**** RECORDS TO USE
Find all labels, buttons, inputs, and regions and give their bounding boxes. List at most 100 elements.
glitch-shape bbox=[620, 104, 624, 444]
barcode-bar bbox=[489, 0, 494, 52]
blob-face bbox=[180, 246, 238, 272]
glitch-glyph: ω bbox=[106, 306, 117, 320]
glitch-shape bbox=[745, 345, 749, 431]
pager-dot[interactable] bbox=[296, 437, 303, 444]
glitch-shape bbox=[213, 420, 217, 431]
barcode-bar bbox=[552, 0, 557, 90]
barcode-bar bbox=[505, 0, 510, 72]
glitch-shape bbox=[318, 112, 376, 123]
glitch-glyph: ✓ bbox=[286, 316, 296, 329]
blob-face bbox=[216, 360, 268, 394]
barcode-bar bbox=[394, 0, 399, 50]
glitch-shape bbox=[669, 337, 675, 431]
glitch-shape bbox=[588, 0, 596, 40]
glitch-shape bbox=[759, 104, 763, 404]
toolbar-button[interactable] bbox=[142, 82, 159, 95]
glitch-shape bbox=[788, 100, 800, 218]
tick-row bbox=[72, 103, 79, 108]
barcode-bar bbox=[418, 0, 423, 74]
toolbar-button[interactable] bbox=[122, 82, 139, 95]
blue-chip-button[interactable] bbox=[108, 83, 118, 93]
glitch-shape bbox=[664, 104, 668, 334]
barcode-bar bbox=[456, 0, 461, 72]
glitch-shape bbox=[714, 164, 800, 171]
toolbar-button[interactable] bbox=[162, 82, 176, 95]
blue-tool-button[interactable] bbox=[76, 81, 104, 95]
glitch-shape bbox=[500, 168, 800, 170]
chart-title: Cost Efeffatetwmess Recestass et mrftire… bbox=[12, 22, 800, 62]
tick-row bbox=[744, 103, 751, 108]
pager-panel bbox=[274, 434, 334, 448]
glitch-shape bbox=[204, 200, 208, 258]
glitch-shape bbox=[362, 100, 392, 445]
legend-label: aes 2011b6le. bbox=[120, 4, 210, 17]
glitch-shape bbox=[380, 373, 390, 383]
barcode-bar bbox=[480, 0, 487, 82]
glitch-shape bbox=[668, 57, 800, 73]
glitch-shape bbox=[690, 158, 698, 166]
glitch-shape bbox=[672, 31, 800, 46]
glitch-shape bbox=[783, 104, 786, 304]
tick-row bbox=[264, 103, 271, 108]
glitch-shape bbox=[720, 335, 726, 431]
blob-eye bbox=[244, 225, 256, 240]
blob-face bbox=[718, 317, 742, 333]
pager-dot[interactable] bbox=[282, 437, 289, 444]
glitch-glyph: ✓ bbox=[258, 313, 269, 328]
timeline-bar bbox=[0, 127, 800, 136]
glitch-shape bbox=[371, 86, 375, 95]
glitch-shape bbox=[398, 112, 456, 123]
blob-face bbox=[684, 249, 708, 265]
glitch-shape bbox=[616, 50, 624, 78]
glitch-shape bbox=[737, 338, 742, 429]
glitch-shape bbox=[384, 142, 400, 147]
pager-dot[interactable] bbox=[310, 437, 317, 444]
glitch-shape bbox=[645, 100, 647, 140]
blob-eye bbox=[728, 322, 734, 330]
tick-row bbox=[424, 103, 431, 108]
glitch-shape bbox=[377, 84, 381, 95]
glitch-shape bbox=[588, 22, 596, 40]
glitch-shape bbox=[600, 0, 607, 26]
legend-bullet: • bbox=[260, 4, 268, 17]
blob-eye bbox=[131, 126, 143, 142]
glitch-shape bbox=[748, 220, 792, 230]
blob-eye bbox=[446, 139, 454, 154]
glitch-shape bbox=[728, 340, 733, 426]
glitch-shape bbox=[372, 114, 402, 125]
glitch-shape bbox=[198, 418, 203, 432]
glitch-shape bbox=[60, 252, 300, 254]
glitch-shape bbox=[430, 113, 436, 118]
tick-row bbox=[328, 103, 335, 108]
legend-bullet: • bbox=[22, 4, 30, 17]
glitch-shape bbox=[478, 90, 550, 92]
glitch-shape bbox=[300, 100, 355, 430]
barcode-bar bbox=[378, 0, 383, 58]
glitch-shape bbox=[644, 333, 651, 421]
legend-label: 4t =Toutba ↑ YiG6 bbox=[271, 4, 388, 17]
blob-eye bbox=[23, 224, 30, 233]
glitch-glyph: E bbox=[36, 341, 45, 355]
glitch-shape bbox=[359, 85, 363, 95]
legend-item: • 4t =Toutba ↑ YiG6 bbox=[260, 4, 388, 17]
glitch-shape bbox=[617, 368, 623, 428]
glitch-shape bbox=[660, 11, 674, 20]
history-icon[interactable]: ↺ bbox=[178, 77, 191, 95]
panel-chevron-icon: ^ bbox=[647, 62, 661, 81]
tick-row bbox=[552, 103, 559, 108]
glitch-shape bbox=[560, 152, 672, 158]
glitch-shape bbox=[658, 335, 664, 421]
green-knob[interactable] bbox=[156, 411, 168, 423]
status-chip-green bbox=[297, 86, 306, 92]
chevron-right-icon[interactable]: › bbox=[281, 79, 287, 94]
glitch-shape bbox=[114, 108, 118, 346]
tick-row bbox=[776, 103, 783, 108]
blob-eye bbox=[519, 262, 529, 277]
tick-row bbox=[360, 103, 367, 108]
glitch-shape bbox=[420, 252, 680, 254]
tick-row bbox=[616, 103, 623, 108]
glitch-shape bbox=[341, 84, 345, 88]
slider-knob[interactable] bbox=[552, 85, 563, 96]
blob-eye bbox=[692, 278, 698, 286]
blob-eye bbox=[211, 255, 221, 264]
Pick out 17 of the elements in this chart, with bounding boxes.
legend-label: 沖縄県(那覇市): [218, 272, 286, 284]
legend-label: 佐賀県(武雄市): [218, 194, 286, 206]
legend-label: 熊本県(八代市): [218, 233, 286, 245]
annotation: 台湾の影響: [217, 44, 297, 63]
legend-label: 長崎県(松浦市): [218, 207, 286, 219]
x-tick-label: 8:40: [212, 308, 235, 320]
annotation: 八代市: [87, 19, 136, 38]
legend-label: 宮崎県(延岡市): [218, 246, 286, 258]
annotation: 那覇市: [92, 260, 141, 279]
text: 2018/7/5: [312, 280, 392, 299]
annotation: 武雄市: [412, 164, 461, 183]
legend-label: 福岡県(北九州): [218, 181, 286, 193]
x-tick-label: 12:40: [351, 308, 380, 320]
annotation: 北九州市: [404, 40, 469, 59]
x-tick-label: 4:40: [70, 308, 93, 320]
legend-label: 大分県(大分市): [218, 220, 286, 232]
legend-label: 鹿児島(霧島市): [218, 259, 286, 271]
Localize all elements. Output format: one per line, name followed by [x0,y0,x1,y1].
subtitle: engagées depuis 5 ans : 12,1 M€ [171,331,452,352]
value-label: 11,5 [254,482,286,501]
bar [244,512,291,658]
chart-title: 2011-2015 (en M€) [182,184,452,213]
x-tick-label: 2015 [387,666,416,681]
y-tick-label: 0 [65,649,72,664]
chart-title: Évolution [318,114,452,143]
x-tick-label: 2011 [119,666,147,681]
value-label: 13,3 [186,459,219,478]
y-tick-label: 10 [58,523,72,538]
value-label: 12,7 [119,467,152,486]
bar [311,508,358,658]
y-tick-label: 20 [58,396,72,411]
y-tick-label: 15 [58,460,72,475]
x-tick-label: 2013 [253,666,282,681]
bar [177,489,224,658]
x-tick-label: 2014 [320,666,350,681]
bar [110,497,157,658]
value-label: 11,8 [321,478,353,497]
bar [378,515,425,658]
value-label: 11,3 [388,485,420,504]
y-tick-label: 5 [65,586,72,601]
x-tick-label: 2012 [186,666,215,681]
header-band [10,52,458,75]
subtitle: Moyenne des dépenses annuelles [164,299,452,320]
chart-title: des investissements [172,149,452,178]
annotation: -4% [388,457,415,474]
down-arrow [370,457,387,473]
********
TASK OBJECTIVE
Reproduce every line of the records above word for word, from the first to the last.

COMPLETE OUTPUT
Find all labels, buttons, inputs, and regions and give their bounding boxes. List at most 100 elements.
glitch-shape bbox=[620, 104, 624, 444]
barcode-bar bbox=[489, 0, 494, 52]
blob-face bbox=[180, 246, 238, 272]
glitch-glyph: ω bbox=[106, 306, 117, 320]
glitch-shape bbox=[745, 345, 749, 431]
pager-dot[interactable] bbox=[296, 437, 303, 444]
glitch-shape bbox=[213, 420, 217, 431]
barcode-bar bbox=[552, 0, 557, 90]
barcode-bar bbox=[505, 0, 510, 72]
glitch-shape bbox=[318, 112, 376, 123]
glitch-glyph: ✓ bbox=[286, 316, 296, 329]
blob-face bbox=[216, 360, 268, 394]
barcode-bar bbox=[394, 0, 399, 50]
glitch-shape bbox=[669, 337, 675, 431]
glitch-shape bbox=[588, 0, 596, 40]
glitch-shape bbox=[759, 104, 763, 404]
toolbar-button[interactable] bbox=[142, 82, 159, 95]
glitch-shape bbox=[788, 100, 800, 218]
tick-row bbox=[72, 103, 79, 108]
barcode-bar bbox=[418, 0, 423, 74]
toolbar-button[interactable] bbox=[122, 82, 139, 95]
blue-chip-button[interactable] bbox=[108, 83, 118, 93]
glitch-shape bbox=[664, 104, 668, 334]
barcode-bar bbox=[456, 0, 461, 72]
glitch-shape bbox=[714, 164, 800, 171]
toolbar-button[interactable] bbox=[162, 82, 176, 95]
blue-tool-button[interactable] bbox=[76, 81, 104, 95]
glitch-shape bbox=[500, 168, 800, 170]
chart-title: Cost Efeffatetwmess Recestass et mrftire… bbox=[12, 22, 800, 62]
tick-row bbox=[744, 103, 751, 108]
pager-panel bbox=[274, 434, 334, 448]
glitch-shape bbox=[204, 200, 208, 258]
glitch-shape bbox=[362, 100, 392, 445]
legend-label: aes 2011b6le. bbox=[120, 4, 210, 17]
glitch-shape bbox=[380, 373, 390, 383]
barcode-bar bbox=[480, 0, 487, 82]
glitch-shape bbox=[668, 57, 800, 73]
glitch-shape bbox=[690, 158, 698, 166]
glitch-shape bbox=[672, 31, 800, 46]
glitch-shape bbox=[783, 104, 786, 304]
tick-row bbox=[264, 103, 271, 108]
glitch-shape bbox=[720, 335, 726, 431]
blob-eye bbox=[244, 225, 256, 240]
blob-face bbox=[718, 317, 742, 333]
pager-dot[interactable] bbox=[282, 437, 289, 444]
glitch-glyph: ✓ bbox=[258, 313, 269, 328]
timeline-bar bbox=[0, 127, 800, 136]
glitch-shape bbox=[371, 86, 375, 95]
glitch-shape bbox=[398, 112, 456, 123]
blob-face bbox=[684, 249, 708, 265]
glitch-shape bbox=[616, 50, 624, 78]
glitch-shape bbox=[737, 338, 742, 429]
glitch-shape bbox=[384, 142, 400, 147]
pager-dot[interactable] bbox=[310, 437, 317, 444]
glitch-shape bbox=[645, 100, 647, 140]
blob-eye bbox=[728, 322, 734, 330]
tick-row bbox=[424, 103, 431, 108]
glitch-shape bbox=[377, 84, 381, 95]
glitch-shape bbox=[588, 22, 596, 40]
glitch-shape bbox=[600, 0, 607, 26]
legend-bullet: • bbox=[260, 4, 268, 17]
blob-eye bbox=[131, 126, 143, 142]
glitch-shape bbox=[748, 220, 792, 230]
blob-eye bbox=[446, 139, 454, 154]
glitch-shape bbox=[728, 340, 733, 426]
glitch-shape bbox=[372, 114, 402, 125]
glitch-shape bbox=[198, 418, 203, 432]
glitch-shape bbox=[60, 252, 300, 254]
glitch-shape bbox=[430, 113, 436, 118]
tick-row bbox=[328, 103, 335, 108]
legend-bullet: • bbox=[22, 4, 30, 17]
glitch-shape bbox=[478, 90, 550, 92]
glitch-shape bbox=[300, 100, 355, 430]
barcode-bar bbox=[378, 0, 383, 58]
glitch-shape bbox=[644, 333, 651, 421]
legend-label: 4t =Toutba ↑ YiG6 bbox=[271, 4, 388, 17]
blob-eye bbox=[23, 224, 30, 233]
glitch-glyph: E bbox=[36, 341, 45, 355]
glitch-shape bbox=[359, 85, 363, 95]
legend-item: • 4t =Toutba ↑ YiG6 bbox=[260, 4, 388, 17]
glitch-shape bbox=[617, 368, 623, 428]
glitch-shape bbox=[660, 11, 674, 20]
history-icon[interactable]: ↺ bbox=[178, 77, 191, 95]
panel-chevron-icon: ^ bbox=[647, 62, 661, 81]
tick-row bbox=[552, 103, 559, 108]
glitch-shape bbox=[560, 152, 672, 158]
glitch-shape bbox=[658, 335, 664, 421]
green-knob[interactable] bbox=[156, 411, 168, 423]
status-chip-green bbox=[297, 86, 306, 92]
chevron-right-icon[interactable]: › bbox=[281, 79, 287, 94]
glitch-shape bbox=[114, 108, 118, 346]
tick-row bbox=[776, 103, 783, 108]
blob-eye bbox=[519, 262, 529, 277]
tick-row bbox=[360, 103, 367, 108]
glitch-shape bbox=[420, 252, 680, 254]
tick-row bbox=[616, 103, 623, 108]
glitch-shape bbox=[341, 84, 345, 88]
slider-knob[interactable] bbox=[552, 85, 563, 96]
blob-eye bbox=[692, 278, 698, 286]
blob-eye bbox=[211, 255, 221, 264]
Pick out 17 of the elements in this chart, with bounding boxes.
legend-label: 沖縄県(那覇市): [218, 272, 286, 284]
legend-label: 佐賀県(武雄市): [218, 194, 286, 206]
legend-label: 熊本県(八代市): [218, 233, 286, 245]
annotation: 台湾の影響: [217, 44, 297, 63]
legend-label: 長崎県(松浦市): [218, 207, 286, 219]
x-tick-label: 8:40: [212, 308, 235, 320]
annotation: 八代市: [87, 19, 136, 38]
legend-label: 宮崎県(延岡市): [218, 246, 286, 258]
annotation: 那覇市: [92, 260, 141, 279]
text: 2018/7/5: [312, 280, 392, 299]
annotation: 武雄市: [412, 164, 461, 183]
legend-label: 福岡県(北九州): [218, 181, 286, 193]
x-tick-label: 12:40: [351, 308, 380, 320]
annotation: 北九州市: [404, 40, 469, 59]
x-tick-label: 4:40: [70, 308, 93, 320]
legend-label: 大分県(大分市): [218, 220, 286, 232]
legend-label: 鹿児島(霧島市): [218, 259, 286, 271]
Localize all elements. Output format: one per line, name followed by [x0,y0,x1,y1].
subtitle: engagées depuis 5 ans : 12,1 M€ [171,331,452,352]
value-label: 11,5 [254,482,286,501]
bar [244,512,291,658]
chart-title: 2011-2015 (en M€) [182,184,452,213]
x-tick-label: 2015 [387,666,416,681]
y-tick-label: 0 [65,649,72,664]
chart-title: Évolution [318,114,452,143]
x-tick-label: 2011 [119,666,147,681]
value-label: 13,3 [186,459,219,478]
y-tick-label: 10 [58,523,72,538]
value-label: 12,7 [119,467,152,486]
bar [311,508,358,658]
y-tick-label: 20 [58,396,72,411]
y-tick-label: 15 [58,460,72,475]
x-tick-label: 2013 [253,666,282,681]
bar [177,489,224,658]
x-tick-label: 2014 [320,666,350,681]
bar [110,497,157,658]
value-label: 11,8 [321,478,353,497]
bar [378,515,425,658]
value-label: 11,3 [388,485,420,504]
y-tick-label: 5 [65,586,72,601]
x-tick-label: 2012 [186,666,215,681]
header-band [10,52,458,75]
subtitle: Moyenne des dépenses annuelles [164,299,452,320]
chart-title: des investissements [172,149,452,178]
annotation: -4% [388,457,415,474]
down-arrow [370,457,387,473]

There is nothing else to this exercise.